**DATA TO USE**
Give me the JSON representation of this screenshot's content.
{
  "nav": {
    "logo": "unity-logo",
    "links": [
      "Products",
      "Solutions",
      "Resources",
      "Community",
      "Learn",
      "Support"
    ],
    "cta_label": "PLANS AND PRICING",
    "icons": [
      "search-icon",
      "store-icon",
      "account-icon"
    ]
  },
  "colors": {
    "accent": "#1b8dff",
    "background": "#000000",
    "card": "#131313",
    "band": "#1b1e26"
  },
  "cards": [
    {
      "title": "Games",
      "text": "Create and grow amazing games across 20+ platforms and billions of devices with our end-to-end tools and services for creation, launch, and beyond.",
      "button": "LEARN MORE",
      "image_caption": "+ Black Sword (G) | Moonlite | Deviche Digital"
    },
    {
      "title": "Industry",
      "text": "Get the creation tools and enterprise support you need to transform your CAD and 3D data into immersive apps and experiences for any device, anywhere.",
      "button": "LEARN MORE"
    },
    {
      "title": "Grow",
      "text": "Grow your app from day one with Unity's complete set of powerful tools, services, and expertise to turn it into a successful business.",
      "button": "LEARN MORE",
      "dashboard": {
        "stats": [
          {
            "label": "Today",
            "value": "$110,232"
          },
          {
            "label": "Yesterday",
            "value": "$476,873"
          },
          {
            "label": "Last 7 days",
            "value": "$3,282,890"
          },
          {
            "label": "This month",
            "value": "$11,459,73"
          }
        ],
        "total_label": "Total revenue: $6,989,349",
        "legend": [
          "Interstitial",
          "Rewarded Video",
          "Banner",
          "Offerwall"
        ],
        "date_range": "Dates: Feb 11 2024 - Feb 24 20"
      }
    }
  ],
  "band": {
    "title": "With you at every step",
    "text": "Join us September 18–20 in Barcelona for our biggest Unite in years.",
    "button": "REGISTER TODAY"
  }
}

**AIM OF THE TASK**
Copy in full each line that holds the word "services".

**WRITTEN ANSWER**
      "text": "Create and grow amazing games across 20+ platforms and billions of devices with our end-to-end tools and services for creation, launch, and beyond.",
      "text": "Grow your app from day one with Unity's complete set of powerful tools, services, and expertise to turn it into a successful business.",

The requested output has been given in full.